### EXERCISE OBJECTIVE
Which lines run from the one containing "Output a JSON" to the end of the entries? Quote them exactly, and nothing else.

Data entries
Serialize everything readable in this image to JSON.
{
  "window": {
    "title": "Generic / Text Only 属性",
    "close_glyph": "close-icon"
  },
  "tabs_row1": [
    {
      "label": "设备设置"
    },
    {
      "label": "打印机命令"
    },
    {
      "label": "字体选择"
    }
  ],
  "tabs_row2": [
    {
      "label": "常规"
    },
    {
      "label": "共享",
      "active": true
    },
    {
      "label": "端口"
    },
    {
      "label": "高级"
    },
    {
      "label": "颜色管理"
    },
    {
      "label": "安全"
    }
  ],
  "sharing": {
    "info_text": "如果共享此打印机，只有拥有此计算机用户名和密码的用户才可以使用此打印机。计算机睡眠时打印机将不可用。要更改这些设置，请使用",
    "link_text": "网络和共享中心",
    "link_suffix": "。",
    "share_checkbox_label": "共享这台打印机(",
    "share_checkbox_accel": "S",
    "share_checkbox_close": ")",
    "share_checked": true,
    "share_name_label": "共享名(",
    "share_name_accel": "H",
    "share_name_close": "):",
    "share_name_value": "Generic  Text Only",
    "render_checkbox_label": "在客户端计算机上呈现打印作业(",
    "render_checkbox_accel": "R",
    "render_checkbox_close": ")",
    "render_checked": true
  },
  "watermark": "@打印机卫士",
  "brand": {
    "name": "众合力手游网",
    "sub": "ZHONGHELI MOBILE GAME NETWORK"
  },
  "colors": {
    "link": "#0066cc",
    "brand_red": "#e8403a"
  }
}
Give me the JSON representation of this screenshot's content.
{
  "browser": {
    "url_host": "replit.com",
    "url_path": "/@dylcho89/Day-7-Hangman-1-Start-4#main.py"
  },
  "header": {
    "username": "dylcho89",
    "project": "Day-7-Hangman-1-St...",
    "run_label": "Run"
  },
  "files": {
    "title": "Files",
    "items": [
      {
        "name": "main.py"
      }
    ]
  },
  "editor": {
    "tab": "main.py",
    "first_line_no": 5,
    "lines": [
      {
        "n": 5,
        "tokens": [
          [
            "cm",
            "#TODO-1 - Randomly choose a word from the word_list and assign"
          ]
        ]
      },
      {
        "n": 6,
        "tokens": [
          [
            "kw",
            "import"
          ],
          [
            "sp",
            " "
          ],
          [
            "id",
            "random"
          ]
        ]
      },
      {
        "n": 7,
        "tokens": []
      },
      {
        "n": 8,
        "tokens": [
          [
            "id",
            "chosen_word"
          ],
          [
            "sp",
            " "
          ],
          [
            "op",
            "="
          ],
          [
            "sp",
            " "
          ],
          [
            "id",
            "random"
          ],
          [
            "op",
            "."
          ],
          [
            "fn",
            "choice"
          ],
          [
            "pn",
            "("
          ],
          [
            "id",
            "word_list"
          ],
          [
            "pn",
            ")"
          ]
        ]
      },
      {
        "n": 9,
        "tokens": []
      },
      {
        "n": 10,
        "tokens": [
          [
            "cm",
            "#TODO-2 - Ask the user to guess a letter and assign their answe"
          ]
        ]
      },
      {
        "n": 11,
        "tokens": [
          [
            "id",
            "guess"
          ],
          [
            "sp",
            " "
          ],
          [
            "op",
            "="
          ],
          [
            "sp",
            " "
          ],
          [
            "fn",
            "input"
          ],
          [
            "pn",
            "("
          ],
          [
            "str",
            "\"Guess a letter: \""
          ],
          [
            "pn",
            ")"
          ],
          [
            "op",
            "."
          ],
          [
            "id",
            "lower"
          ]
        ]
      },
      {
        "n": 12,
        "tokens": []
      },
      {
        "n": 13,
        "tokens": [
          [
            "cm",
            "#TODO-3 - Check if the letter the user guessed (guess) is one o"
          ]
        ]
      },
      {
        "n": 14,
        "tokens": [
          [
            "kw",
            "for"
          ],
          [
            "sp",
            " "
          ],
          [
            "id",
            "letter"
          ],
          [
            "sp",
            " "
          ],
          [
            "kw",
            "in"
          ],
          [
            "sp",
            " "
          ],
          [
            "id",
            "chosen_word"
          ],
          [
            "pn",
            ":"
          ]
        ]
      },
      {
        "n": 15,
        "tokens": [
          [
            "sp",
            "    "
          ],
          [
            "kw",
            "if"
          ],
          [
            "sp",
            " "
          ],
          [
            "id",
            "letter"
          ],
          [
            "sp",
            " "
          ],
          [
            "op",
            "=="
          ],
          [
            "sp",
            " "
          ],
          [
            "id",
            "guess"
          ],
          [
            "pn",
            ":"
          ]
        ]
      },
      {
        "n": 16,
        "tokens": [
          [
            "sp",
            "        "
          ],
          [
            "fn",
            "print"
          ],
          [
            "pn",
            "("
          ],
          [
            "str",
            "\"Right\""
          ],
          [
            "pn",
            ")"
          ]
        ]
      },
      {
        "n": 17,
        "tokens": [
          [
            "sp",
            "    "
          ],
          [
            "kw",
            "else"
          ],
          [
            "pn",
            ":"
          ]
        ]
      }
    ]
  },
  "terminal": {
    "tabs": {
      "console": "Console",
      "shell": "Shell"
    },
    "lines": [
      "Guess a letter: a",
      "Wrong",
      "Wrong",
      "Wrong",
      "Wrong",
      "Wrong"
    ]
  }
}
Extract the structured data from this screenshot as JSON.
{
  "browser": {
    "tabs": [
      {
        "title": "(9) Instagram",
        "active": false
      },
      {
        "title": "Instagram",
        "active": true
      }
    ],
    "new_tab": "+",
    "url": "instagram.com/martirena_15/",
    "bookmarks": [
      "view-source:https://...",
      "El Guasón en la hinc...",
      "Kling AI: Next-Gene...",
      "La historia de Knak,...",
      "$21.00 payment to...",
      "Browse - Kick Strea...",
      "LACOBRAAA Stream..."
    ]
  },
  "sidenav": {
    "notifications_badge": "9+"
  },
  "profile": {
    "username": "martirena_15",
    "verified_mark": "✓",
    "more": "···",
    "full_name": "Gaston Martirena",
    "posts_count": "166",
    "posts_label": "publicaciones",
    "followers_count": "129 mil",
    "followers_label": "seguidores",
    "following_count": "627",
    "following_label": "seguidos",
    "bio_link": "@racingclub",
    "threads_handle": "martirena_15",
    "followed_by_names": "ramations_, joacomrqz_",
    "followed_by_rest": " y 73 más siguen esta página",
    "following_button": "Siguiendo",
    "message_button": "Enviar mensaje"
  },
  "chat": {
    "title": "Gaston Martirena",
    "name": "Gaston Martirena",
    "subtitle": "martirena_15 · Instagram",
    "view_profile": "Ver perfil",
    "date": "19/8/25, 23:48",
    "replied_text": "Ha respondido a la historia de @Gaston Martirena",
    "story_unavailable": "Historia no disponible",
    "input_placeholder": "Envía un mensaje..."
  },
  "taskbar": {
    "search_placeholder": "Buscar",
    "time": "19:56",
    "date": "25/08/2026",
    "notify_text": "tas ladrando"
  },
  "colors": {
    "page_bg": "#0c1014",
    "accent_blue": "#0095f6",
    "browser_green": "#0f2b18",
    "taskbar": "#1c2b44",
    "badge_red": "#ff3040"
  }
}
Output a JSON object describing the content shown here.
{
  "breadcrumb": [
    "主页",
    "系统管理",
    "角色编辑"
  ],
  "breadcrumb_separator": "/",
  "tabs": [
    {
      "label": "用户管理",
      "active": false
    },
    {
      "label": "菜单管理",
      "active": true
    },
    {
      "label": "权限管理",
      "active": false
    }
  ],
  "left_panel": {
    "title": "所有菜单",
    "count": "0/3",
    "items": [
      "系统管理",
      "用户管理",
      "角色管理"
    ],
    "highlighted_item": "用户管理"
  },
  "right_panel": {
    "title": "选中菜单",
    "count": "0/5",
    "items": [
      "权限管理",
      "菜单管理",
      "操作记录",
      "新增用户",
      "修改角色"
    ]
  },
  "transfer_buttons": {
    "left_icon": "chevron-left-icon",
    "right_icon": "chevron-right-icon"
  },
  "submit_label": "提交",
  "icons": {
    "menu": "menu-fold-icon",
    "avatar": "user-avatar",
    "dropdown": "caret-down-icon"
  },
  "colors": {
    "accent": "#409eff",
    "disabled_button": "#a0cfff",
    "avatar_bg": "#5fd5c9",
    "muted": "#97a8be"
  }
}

### FINAL RESULT
Output a JSON object describing the content shown here.
{
  "breadcrumb": [
    "主页",
    "系统管理",
    "角色编辑"
  ],
  "breadcrumb_separator": "/",
  "tabs": [
    {
      "label": "用户管理",
      "active": false
    },
    {
      "label": "菜单管理",
      "active": true
    },
    {
      "label": "权限管理",
      "active": false
    }
  ],
  "left_panel": {
    "title": "所有菜单",
    "count": "0/3",
    "items": [
      "系统管理",
      "用户管理",
      "角色管理"
    ],
    "highlighted_item": "用户管理"
  },
  "right_panel": {
    "title": "选中菜单",
    "count": "0/5",
    "items": [
      "权限管理",
      "菜单管理",
      "操作记录",
      "新增用户",
      "修改角色"
    ]
  },
  "transfer_buttons": {
    "left_icon": "chevron-left-icon",
    "right_icon": "chevron-right-icon"
  },
  "submit_label": "提交",
  "icons": {
    "menu": "menu-fold-icon",
    "avatar": "user-avatar",
    "dropdown": "caret-down-icon"
  },
  "colors": {
    "accent": "#409eff",
    "disabled_button": "#a0cfff",
    "avatar_bg": "#5fd5c9",
    "muted": "#97a8be"
  }
}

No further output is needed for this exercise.